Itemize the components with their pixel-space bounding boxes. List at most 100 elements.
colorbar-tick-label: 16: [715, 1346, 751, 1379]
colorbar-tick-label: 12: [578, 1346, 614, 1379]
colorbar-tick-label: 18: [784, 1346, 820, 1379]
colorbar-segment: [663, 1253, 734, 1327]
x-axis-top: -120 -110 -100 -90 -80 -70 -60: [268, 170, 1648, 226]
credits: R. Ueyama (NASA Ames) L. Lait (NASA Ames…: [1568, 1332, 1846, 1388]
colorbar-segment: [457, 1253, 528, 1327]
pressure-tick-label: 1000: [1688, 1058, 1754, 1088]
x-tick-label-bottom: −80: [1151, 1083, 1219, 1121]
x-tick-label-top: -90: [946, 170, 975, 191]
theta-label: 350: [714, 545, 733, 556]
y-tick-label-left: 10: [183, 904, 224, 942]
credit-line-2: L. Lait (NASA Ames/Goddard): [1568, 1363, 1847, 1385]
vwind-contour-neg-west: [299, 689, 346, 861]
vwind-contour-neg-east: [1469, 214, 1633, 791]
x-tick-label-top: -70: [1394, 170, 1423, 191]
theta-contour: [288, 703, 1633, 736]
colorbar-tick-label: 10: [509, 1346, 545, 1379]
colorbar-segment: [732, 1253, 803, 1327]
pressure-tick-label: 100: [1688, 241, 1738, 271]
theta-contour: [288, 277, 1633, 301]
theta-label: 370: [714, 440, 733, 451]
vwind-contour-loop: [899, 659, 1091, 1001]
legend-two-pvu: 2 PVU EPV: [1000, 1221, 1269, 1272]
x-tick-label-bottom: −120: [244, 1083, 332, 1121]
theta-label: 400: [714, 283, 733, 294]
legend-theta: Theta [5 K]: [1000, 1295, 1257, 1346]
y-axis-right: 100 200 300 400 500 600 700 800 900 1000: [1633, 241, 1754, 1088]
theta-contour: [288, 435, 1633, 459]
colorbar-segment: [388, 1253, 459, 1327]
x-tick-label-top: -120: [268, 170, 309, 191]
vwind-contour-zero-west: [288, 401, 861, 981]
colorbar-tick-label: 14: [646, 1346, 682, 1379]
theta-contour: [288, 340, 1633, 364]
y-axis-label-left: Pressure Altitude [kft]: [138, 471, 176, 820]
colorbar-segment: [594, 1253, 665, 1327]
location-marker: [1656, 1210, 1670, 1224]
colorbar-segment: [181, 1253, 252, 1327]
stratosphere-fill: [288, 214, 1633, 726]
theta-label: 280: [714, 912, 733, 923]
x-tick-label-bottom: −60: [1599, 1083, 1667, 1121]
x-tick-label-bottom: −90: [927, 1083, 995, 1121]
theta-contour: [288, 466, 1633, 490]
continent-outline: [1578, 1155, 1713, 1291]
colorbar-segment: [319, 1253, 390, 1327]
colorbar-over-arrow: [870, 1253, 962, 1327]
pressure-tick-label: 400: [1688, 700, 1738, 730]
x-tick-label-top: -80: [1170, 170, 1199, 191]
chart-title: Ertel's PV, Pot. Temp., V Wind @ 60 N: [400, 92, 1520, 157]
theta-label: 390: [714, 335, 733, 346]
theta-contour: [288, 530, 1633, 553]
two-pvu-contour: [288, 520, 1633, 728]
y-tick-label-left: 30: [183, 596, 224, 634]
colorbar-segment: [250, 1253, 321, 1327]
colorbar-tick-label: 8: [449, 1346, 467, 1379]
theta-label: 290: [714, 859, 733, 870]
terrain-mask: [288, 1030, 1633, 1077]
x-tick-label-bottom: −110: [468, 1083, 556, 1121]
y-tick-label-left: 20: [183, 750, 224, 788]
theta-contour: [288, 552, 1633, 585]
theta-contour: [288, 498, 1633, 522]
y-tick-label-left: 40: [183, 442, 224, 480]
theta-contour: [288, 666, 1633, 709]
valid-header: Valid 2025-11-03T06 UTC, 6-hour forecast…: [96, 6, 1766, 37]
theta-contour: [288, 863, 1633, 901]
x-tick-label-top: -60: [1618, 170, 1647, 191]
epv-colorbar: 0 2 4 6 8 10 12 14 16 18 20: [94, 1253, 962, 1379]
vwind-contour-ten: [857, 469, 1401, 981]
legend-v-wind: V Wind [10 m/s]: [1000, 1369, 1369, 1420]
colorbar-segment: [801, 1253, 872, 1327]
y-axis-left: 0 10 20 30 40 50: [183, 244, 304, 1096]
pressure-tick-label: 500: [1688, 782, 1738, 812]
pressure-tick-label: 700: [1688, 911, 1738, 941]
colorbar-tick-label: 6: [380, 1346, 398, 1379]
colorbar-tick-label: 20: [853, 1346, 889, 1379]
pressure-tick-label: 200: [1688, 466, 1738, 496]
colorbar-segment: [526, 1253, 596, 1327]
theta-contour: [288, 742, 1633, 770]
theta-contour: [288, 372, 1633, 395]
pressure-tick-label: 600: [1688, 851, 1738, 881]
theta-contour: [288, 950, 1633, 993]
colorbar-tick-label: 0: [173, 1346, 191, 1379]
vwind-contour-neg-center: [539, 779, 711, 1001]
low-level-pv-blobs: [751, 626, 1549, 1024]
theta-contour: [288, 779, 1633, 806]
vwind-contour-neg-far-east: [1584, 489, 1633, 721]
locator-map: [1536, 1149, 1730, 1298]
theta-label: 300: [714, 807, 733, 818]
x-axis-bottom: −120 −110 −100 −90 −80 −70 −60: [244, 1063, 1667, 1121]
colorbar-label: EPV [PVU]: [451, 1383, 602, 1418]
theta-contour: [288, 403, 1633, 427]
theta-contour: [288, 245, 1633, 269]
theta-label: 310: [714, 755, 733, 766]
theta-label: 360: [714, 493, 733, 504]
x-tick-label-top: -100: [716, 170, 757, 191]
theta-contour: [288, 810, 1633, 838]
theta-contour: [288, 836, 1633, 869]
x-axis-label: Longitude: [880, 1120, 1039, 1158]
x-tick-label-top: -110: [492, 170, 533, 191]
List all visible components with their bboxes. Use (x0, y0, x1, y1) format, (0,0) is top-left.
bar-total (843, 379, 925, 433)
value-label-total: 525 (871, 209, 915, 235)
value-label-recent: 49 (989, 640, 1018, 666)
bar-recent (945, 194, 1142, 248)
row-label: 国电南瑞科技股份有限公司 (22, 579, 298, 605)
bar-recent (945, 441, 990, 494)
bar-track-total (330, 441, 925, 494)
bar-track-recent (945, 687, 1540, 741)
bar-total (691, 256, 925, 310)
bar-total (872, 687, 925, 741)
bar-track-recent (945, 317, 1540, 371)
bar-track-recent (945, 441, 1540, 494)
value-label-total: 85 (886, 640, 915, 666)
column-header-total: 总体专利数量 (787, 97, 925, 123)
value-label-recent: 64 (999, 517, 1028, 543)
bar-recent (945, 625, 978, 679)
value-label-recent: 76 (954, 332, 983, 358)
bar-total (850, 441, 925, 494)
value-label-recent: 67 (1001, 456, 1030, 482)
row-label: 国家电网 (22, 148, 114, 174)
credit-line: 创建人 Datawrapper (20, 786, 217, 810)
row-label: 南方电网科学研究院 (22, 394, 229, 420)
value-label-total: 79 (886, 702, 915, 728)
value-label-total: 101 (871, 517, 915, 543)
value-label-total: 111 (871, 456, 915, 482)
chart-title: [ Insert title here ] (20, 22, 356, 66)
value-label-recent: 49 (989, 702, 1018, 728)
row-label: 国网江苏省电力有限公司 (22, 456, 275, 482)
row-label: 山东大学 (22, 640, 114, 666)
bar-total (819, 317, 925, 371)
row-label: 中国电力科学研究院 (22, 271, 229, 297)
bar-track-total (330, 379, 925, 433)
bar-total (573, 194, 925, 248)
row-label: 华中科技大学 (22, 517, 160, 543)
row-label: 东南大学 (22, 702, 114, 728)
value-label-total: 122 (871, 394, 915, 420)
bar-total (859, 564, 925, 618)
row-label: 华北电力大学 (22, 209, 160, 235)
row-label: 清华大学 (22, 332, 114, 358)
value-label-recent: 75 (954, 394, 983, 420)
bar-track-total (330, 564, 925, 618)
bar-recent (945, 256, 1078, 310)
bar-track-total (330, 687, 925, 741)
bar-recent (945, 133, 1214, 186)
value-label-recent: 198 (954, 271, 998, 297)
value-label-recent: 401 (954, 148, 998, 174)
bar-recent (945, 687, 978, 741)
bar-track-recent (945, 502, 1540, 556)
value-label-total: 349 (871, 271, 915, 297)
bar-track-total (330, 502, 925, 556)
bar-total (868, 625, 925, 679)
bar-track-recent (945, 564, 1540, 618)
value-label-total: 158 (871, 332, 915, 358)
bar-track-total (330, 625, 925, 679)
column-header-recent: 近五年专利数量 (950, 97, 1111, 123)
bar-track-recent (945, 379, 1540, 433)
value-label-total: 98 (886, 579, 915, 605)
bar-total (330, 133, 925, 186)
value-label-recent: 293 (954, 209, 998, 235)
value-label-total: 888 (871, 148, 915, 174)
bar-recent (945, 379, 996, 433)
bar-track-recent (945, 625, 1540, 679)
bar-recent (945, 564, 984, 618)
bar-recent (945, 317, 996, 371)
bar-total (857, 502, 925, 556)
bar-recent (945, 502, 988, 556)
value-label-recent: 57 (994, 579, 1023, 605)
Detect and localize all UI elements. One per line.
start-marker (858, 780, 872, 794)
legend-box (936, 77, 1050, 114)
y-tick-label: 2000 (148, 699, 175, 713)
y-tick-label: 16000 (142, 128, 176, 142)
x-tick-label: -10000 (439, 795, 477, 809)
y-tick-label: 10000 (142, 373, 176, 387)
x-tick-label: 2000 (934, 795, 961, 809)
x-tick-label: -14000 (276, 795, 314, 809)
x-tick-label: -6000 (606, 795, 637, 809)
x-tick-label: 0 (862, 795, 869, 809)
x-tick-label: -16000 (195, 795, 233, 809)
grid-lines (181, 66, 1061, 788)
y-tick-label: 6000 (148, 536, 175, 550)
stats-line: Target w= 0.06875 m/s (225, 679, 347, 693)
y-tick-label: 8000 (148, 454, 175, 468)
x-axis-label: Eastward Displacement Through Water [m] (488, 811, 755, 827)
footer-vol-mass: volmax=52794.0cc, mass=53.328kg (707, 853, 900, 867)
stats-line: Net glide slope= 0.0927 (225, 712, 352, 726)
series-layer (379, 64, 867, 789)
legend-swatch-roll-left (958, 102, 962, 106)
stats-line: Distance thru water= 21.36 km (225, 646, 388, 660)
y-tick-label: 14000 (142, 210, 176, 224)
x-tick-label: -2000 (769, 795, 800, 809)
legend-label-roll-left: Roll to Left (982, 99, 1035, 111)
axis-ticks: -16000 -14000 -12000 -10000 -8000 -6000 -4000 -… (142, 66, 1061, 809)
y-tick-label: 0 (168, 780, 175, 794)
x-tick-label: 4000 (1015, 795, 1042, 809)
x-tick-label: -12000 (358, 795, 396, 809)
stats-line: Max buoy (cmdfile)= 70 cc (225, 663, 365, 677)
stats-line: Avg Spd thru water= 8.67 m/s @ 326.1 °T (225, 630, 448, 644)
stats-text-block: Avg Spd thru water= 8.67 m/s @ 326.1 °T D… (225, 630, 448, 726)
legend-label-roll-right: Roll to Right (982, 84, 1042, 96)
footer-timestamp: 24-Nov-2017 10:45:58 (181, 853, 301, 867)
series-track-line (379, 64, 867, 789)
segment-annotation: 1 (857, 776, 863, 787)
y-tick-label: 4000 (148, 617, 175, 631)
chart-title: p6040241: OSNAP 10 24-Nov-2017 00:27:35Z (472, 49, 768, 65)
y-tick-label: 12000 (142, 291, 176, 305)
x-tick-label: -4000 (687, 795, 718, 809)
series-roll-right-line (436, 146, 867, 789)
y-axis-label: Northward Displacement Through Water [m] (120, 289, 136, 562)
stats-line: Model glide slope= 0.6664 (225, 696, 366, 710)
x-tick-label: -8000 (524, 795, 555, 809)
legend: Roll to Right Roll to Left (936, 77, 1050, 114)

----

**Instructions to follow**
Copy the lines from the start through the line containing "x-axis-top: -120 -110", replacing "colorbar-tick-label" with "scale-tick-label" and keeping everything else as it is.

**Answer to this exercise**
Itemize the components with their pixel-space bounding boxes. List at most 100 elements.
scale-tick-label: 16: [715, 1346, 751, 1379]
scale-tick-label: 12: [578, 1346, 614, 1379]
scale-tick-label: 18: [784, 1346, 820, 1379]
colorbar-segment: [663, 1253, 734, 1327]
x-axis-top: -120 -110 -100 -90 -80 -70 -60: [268, 170, 1648, 226]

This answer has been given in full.